■ THE EXERCISE
Tally how many lines include "into". The number is the whole answer.

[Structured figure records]
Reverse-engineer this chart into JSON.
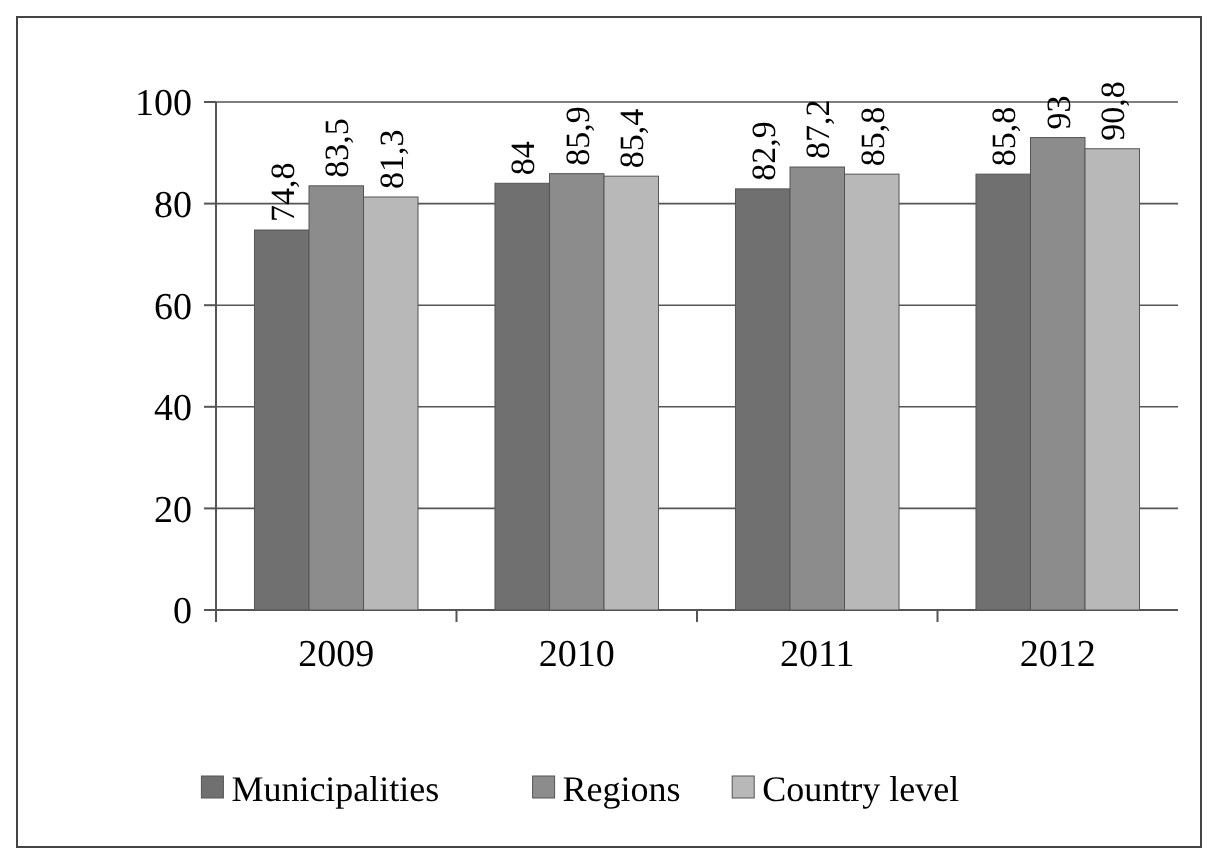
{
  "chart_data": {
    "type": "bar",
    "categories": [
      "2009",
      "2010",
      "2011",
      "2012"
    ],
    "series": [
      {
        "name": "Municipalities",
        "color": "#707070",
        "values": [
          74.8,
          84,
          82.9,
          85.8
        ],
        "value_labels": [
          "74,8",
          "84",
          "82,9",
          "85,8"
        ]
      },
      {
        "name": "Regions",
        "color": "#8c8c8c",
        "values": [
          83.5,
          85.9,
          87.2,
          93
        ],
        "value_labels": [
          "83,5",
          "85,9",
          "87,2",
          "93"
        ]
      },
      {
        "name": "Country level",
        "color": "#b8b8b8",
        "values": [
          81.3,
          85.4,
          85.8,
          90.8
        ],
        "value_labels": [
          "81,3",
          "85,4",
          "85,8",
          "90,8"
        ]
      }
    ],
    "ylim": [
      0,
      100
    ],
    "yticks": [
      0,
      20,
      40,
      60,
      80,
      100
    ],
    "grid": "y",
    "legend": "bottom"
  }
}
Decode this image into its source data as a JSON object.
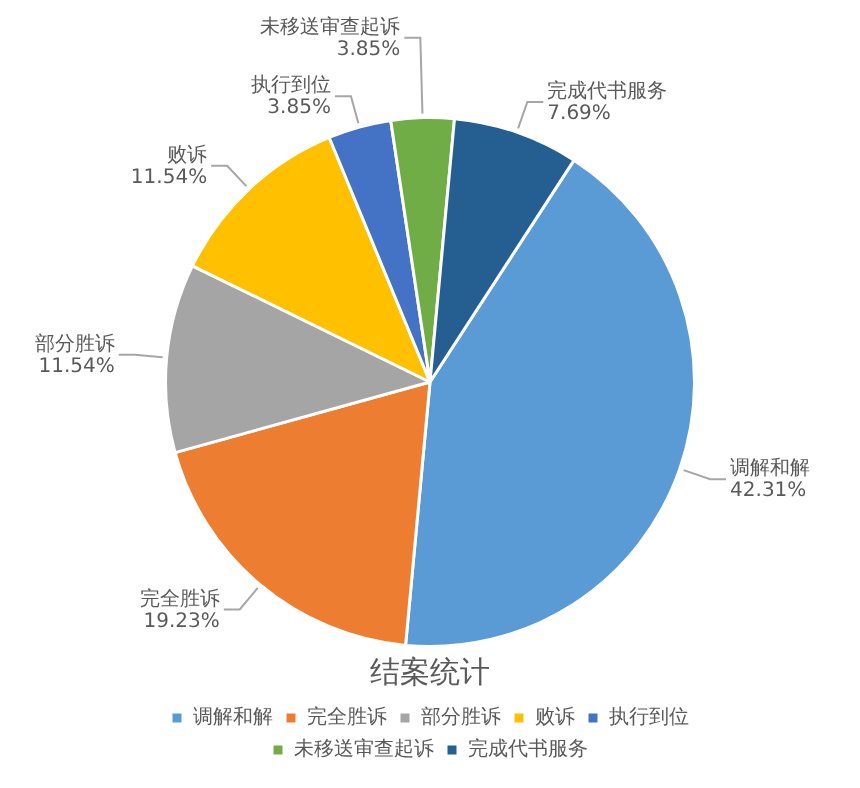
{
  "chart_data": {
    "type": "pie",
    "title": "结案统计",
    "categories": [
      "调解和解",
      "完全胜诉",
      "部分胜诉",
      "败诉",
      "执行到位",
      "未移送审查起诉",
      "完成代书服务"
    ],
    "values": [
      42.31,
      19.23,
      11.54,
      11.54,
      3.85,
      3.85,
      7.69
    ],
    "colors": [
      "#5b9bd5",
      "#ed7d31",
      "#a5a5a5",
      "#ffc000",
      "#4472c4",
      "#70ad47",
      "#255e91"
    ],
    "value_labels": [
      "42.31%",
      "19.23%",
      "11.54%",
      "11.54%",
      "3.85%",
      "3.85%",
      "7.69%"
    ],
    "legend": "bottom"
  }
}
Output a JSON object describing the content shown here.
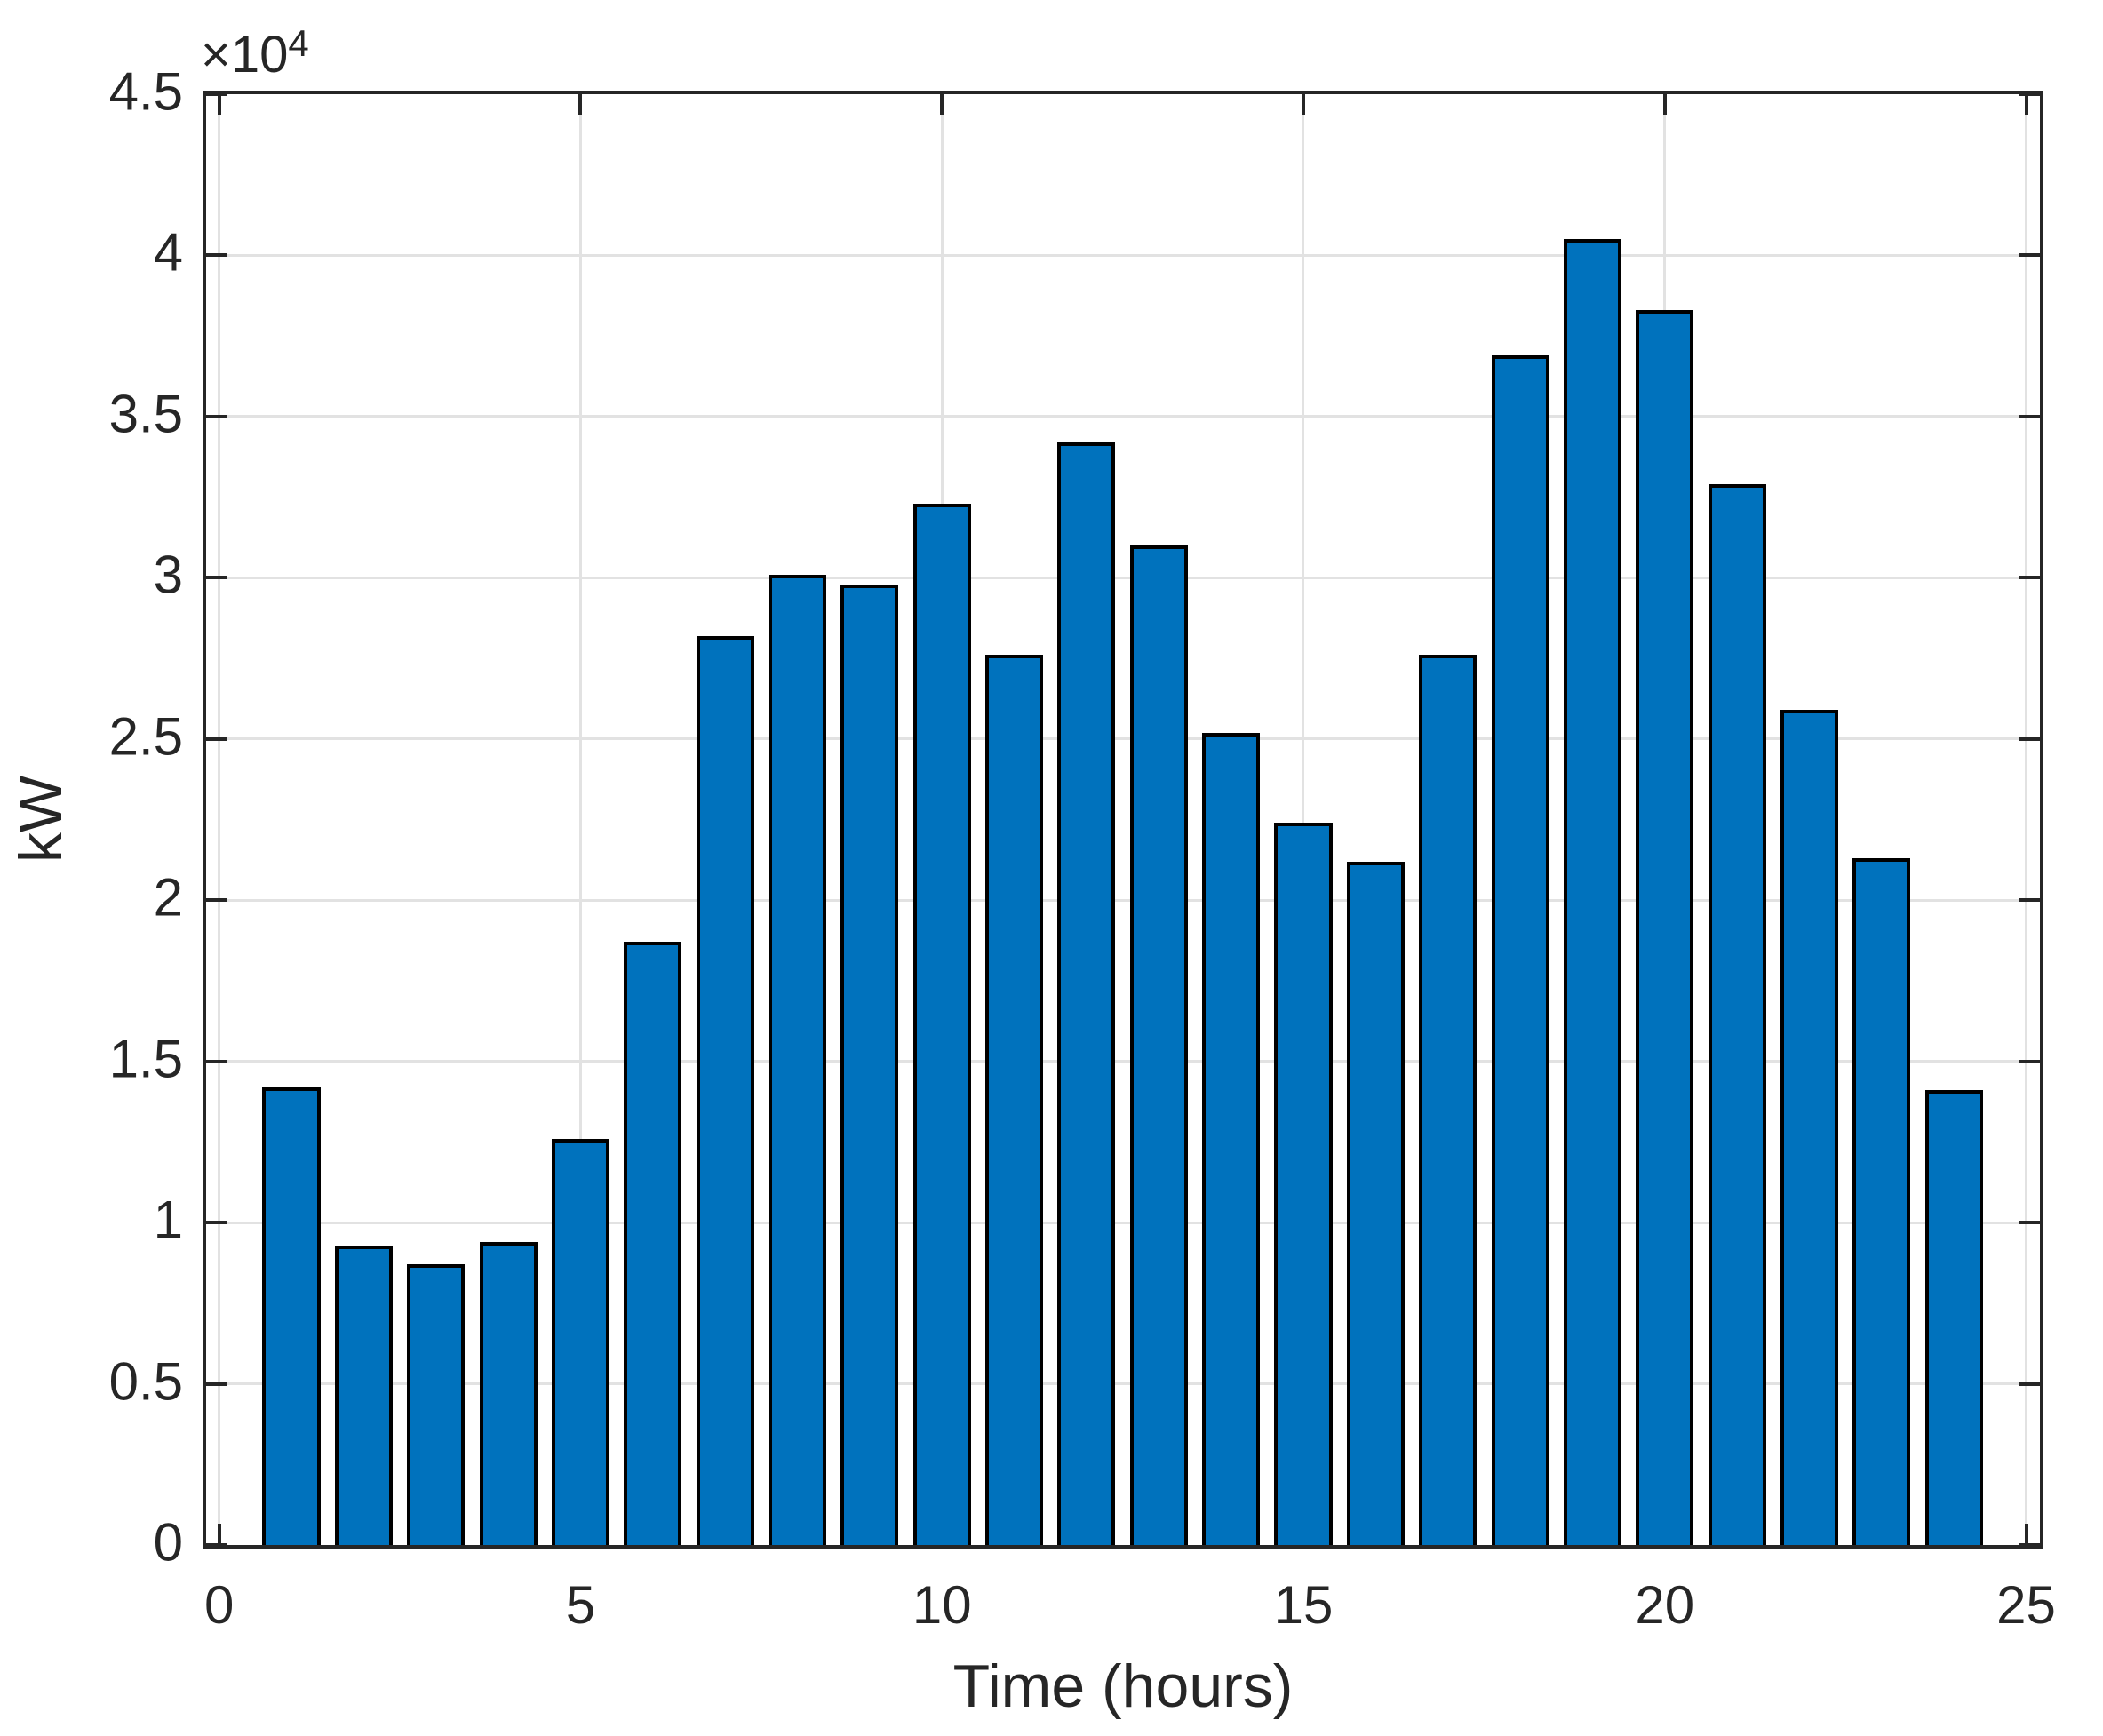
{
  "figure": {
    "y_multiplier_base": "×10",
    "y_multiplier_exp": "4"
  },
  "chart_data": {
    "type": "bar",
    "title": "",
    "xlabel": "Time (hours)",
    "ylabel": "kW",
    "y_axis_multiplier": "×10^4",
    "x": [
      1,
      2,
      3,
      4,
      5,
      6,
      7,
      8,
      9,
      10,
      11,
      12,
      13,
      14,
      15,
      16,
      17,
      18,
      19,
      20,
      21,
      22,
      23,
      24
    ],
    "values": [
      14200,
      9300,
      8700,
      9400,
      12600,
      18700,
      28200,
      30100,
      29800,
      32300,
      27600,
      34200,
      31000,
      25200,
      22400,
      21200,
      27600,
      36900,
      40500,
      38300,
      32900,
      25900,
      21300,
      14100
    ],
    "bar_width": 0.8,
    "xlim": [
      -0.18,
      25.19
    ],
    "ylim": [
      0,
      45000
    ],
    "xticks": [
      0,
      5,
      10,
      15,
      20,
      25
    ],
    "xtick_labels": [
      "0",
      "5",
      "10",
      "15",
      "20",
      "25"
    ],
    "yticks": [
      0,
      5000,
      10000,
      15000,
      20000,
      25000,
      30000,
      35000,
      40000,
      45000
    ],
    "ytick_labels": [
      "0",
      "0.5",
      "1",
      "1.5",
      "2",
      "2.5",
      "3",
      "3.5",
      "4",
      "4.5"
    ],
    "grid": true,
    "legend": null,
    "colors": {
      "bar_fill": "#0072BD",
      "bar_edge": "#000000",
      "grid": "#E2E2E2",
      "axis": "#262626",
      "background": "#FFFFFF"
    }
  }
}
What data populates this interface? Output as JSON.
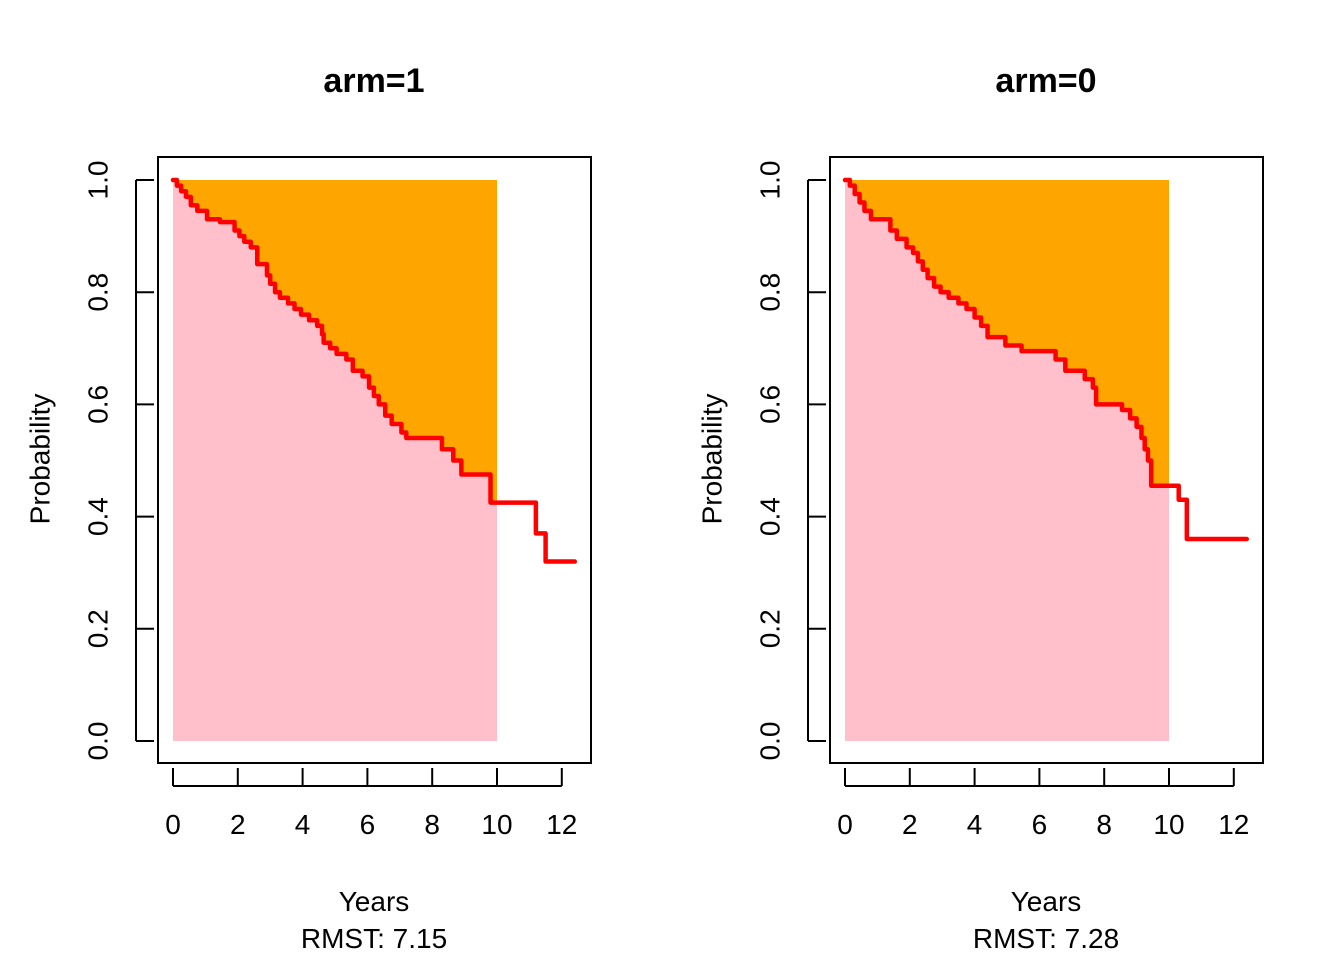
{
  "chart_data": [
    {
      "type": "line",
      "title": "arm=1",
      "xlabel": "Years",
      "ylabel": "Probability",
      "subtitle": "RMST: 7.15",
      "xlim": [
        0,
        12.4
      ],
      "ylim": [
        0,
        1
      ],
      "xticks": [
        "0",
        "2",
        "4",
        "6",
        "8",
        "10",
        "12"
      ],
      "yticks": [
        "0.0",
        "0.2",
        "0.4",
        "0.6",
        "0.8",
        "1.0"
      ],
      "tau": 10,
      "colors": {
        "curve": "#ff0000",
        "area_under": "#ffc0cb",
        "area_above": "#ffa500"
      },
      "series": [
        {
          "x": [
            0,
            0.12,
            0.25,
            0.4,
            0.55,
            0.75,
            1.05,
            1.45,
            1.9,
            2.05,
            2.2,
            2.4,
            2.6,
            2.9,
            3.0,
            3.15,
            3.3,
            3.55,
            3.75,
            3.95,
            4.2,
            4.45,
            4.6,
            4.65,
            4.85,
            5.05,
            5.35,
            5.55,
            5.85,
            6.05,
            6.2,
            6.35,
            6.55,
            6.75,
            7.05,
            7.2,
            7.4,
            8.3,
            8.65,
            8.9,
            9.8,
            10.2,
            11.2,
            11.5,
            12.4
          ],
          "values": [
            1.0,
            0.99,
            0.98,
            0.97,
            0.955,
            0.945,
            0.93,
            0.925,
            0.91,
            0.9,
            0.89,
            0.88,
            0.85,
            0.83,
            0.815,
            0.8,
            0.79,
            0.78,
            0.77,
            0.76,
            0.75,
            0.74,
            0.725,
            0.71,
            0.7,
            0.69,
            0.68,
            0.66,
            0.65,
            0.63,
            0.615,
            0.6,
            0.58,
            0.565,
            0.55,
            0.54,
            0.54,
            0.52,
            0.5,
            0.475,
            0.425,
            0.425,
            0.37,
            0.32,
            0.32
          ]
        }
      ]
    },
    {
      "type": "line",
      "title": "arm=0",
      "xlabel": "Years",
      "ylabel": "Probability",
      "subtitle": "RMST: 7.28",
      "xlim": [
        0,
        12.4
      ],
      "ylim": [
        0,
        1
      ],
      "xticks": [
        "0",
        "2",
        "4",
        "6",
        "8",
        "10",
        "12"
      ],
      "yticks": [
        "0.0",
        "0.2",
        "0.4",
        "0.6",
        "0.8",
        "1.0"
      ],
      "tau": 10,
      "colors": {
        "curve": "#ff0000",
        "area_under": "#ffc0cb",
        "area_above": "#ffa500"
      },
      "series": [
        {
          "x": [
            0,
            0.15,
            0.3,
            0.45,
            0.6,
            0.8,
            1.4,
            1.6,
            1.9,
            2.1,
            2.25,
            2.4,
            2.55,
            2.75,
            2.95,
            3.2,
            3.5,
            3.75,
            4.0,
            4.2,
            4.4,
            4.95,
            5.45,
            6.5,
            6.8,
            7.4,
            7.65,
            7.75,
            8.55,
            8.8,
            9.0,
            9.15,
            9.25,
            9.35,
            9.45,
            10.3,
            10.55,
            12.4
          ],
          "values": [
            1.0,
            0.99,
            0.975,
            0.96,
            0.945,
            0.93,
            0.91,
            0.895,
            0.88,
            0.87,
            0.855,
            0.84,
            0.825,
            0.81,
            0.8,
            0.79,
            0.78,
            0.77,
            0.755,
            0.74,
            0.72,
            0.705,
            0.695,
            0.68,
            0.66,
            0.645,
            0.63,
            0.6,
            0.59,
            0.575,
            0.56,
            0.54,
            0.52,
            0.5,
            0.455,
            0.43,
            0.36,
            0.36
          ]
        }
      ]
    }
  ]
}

■ EXERCISE OUTPUT
2